● Work to do
What lines of the data include the string "Undetermined"? Copy them all.

Raw records
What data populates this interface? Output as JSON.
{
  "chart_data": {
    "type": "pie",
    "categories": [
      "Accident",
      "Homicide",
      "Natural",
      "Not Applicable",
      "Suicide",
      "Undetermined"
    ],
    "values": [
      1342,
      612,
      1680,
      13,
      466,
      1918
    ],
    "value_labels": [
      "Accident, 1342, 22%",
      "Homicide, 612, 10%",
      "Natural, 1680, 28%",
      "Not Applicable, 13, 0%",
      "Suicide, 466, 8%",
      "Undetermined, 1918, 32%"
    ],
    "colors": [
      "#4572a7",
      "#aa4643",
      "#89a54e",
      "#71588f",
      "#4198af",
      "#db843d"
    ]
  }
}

● Answer
      "Undetermined"
      "Undetermined, 1918, 32%"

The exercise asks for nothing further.